- _Problems to solve_:
1. In the guide to connecting MongoDB to Tinybird, rewrite the text from "Connect MongoDB to" to "source MongoDB database.", substituting "ClickHouse" for "Tinybird".
2. State whether each statement agrees with the guide to connecting MongoDB to Tinybird, answering yes or no and quoting the deciding words: (a) The guide uses Confluent Cloud as a managed Kafka service. (b) MongoDB Atlas is the only MongoDB instance that can be used. (c) The Tinybird Confluent Cloud connector captures change events from MongoDB Atlas.

** BEGIN Given passage **

Connect MongoDB to Tinybird

In this guide, you'll learn how to ingest data into Tinybird from MongoDB.

You'll use:

  • MongoDB Atlas as the source MongoDB database.
  • Confluent Cloud's MongoDB Atlas Source connector to capture change events from MongoDB Atlas and push to Kafka
  • Tinybird Confluent Cloud connector to ingest the data from Kafka

This guide uses Confluent Cloud as a managed Kafka service, and MongoDB Atlas as a managed MongoDB service. You can use any Kafka service and MongoDB instance, but the setup steps may vary.

** END Given passage **
** BEGIN Excerpted records **

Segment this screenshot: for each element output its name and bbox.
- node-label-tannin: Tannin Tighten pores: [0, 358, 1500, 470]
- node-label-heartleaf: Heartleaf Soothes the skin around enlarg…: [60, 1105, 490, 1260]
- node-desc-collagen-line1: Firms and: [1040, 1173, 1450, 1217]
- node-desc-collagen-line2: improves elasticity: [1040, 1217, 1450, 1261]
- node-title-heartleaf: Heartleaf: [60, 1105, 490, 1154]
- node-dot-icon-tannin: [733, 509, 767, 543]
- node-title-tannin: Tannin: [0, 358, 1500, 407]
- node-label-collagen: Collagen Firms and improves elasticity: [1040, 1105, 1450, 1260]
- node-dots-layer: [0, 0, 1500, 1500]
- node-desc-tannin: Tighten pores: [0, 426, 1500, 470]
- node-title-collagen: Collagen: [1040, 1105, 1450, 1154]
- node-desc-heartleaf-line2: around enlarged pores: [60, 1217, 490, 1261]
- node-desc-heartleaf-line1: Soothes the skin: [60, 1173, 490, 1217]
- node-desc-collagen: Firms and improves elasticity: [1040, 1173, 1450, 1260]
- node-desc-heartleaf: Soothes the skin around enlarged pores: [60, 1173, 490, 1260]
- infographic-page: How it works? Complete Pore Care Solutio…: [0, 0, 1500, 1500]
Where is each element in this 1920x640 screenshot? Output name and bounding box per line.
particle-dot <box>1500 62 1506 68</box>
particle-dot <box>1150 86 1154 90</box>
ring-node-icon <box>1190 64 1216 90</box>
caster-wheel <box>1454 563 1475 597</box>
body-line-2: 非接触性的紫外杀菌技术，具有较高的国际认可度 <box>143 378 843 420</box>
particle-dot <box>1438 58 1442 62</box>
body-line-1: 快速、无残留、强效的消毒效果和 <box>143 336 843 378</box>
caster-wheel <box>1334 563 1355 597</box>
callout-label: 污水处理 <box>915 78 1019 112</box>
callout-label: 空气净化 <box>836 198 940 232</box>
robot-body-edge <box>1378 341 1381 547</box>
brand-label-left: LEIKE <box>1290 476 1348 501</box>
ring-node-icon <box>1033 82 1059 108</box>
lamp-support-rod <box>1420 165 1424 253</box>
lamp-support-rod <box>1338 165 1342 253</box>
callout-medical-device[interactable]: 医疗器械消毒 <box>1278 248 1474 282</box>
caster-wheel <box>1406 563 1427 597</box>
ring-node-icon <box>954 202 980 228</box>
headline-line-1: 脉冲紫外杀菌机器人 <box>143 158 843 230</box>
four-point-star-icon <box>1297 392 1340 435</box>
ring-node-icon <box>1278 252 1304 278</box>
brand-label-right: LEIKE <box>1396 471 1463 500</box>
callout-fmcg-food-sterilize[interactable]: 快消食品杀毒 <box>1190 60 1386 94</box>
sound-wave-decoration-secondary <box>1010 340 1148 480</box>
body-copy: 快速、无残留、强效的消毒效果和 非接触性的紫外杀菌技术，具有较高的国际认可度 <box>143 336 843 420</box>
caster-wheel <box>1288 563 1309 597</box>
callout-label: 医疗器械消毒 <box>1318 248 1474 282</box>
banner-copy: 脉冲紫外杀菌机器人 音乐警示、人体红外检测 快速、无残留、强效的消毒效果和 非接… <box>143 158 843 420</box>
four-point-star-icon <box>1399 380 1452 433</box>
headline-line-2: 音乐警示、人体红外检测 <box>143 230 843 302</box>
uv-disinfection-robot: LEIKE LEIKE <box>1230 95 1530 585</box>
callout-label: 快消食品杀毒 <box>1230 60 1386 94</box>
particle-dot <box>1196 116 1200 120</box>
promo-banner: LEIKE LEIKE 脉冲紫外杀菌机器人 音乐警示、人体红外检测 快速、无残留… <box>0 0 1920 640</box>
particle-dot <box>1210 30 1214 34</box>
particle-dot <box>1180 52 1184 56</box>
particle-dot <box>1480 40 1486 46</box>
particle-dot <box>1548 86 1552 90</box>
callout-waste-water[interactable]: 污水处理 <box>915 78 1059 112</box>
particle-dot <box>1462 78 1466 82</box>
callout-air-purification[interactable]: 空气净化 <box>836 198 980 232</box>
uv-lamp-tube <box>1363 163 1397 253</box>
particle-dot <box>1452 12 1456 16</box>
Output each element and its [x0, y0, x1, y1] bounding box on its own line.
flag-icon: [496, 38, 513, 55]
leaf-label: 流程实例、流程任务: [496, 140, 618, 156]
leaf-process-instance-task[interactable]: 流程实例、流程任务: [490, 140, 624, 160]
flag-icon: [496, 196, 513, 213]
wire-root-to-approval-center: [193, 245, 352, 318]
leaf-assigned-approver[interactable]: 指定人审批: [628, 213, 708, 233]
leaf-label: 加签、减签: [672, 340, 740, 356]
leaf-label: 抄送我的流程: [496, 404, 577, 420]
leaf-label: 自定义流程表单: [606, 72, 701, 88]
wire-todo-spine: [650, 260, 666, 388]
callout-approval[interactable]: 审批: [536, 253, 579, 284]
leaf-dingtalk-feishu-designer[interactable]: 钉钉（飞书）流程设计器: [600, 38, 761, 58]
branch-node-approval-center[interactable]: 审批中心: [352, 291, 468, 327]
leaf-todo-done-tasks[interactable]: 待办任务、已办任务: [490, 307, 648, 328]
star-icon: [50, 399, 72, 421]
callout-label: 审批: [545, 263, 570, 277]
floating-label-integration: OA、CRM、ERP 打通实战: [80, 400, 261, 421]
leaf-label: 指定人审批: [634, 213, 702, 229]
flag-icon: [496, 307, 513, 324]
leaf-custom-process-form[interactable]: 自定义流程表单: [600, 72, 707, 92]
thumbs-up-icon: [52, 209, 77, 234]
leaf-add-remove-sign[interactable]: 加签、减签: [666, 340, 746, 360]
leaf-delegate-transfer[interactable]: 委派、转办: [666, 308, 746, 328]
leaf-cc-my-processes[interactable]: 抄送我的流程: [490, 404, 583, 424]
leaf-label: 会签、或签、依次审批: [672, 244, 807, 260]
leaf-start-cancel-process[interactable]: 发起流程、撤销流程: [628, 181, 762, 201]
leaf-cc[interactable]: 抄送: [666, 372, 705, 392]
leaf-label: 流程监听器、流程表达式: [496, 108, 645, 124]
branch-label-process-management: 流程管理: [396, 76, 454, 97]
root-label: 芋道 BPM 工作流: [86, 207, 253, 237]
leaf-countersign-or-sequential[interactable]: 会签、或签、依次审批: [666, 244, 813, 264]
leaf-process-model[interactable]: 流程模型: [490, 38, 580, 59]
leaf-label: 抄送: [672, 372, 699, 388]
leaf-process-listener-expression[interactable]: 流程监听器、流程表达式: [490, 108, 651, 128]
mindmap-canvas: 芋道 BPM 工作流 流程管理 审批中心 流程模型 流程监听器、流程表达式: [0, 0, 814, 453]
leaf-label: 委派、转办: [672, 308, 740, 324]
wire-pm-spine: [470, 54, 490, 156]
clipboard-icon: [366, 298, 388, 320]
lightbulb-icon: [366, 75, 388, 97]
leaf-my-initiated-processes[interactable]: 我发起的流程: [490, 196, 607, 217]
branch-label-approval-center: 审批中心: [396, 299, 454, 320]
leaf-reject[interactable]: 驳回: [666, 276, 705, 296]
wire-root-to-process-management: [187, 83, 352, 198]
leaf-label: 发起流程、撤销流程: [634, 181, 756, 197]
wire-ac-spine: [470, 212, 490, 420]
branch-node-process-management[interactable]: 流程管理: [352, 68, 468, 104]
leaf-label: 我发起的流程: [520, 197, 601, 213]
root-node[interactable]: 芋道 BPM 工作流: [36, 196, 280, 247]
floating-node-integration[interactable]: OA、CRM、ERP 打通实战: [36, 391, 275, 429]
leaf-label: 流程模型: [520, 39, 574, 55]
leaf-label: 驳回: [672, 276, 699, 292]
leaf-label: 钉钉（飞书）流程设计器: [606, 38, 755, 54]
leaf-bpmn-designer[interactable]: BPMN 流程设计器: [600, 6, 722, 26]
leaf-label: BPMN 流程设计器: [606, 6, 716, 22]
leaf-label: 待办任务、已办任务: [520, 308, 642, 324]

** END Excerpted records **

- _Task responses_:
1.
Connect MongoDB to ClickHouse

In this guide, you'll learn how to ingest data into ClickHouse from MongoDB.

You'll use:

  • MongoDB Atlas as the source MongoDB database.

2.
(a) Yes: "This guide uses Confluent Cloud as a managed Kafka service"
(b) No: "You can use any Kafka service and MongoDB instance, but the setup steps may vary."
(c) No: "Confluent Cloud's MongoDB Atlas Source connector to capture change events from MongoDB Atlas and push to Kafka"